---- Material for this exercise

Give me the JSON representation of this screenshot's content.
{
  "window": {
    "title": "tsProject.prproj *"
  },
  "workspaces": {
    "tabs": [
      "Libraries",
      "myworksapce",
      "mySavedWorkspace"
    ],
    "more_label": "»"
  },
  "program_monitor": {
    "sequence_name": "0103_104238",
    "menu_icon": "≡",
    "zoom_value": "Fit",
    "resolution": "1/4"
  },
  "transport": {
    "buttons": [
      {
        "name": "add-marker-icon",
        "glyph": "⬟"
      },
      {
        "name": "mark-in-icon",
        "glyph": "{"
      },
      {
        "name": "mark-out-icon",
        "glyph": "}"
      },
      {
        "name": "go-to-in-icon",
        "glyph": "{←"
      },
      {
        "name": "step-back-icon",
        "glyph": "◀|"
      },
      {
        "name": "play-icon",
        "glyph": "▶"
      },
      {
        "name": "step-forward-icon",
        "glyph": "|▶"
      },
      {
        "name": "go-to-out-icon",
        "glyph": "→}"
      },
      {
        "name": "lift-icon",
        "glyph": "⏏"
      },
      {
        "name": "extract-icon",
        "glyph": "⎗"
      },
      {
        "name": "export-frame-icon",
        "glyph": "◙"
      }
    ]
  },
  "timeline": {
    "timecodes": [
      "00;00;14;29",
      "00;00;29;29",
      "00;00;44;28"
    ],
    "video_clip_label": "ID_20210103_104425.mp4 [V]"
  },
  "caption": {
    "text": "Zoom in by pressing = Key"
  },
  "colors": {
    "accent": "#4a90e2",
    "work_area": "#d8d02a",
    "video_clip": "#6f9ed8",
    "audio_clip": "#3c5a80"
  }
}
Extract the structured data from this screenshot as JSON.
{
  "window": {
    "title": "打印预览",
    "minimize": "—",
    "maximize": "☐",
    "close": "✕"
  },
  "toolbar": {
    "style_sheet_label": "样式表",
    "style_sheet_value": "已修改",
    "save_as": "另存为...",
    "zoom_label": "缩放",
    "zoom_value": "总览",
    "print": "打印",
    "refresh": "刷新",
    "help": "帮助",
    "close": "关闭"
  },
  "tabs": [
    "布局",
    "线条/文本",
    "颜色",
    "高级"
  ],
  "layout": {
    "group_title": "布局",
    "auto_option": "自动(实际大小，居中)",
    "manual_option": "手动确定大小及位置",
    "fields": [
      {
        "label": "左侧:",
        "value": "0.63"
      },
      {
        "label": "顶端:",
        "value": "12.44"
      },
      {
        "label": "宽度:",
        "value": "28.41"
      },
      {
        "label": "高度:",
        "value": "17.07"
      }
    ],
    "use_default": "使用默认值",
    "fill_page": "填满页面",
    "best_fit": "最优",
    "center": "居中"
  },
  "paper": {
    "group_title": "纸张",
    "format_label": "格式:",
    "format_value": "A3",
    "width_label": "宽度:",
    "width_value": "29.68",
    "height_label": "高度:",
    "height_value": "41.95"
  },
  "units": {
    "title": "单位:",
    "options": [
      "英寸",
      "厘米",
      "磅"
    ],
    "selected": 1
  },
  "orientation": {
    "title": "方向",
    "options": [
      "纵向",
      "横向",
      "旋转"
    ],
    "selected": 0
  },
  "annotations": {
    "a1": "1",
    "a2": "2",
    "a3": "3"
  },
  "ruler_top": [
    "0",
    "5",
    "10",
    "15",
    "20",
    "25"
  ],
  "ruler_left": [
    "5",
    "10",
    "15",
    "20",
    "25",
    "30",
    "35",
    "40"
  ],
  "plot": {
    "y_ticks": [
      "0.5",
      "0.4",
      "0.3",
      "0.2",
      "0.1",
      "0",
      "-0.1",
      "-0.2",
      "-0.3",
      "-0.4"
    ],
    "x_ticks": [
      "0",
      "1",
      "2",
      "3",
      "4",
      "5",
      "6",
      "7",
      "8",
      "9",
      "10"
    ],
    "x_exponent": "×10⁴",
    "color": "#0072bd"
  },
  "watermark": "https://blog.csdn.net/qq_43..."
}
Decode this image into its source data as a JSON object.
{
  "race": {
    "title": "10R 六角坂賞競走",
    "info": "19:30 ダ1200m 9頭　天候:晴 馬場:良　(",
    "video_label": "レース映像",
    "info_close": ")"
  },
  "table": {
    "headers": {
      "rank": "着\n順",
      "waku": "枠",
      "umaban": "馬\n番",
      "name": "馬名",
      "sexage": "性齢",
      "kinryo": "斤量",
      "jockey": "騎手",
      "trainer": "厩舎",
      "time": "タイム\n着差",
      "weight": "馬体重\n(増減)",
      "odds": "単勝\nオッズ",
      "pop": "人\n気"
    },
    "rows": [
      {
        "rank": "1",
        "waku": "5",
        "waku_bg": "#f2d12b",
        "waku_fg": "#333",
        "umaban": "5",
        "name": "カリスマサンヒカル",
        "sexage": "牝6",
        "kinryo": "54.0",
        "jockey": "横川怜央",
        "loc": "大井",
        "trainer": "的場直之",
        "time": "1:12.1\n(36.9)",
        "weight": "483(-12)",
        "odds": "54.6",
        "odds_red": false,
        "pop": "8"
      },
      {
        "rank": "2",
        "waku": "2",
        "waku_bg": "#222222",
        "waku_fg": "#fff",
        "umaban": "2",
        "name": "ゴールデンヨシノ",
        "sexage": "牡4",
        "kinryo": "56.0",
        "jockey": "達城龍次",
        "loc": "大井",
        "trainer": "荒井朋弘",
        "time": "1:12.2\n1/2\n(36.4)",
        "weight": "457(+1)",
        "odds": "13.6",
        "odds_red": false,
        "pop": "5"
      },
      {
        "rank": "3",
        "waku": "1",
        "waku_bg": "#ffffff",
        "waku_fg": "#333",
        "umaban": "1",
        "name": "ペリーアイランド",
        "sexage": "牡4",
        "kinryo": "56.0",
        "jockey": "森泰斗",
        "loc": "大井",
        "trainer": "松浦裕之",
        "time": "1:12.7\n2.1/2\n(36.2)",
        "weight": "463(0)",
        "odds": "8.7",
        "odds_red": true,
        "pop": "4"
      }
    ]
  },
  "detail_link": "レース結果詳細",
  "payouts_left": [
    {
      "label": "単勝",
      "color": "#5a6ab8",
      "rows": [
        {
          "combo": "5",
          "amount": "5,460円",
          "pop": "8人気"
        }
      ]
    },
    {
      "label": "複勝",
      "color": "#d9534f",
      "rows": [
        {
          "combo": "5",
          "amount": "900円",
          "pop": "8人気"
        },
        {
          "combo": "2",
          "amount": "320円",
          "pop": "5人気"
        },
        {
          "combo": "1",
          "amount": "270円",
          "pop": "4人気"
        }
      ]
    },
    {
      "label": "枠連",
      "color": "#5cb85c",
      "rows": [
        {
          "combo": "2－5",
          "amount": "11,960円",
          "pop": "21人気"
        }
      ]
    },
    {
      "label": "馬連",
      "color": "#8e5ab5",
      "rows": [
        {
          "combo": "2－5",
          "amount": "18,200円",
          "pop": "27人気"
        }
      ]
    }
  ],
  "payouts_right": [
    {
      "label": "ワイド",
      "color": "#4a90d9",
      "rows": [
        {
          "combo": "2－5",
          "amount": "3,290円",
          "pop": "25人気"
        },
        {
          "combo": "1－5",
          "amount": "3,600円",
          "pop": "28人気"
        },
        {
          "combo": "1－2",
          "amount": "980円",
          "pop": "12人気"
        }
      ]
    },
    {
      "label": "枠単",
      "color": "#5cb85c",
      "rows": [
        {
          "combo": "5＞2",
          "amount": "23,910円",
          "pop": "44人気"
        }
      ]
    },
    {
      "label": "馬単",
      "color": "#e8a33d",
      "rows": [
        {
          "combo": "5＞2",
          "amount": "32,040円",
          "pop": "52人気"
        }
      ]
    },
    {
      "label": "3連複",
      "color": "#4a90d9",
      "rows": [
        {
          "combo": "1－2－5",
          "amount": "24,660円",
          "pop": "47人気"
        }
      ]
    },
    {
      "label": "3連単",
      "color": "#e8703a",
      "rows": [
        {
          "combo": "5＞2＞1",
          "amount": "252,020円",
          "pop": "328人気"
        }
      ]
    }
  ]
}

--------

**Work instructions**
Consider the entries above and return each line with the string "jockey".

**Reply**
      "jockey": "騎手",
        "jockey": "横川怜央",
        "jockey": "達城龍次",
        "jockey": "森泰斗",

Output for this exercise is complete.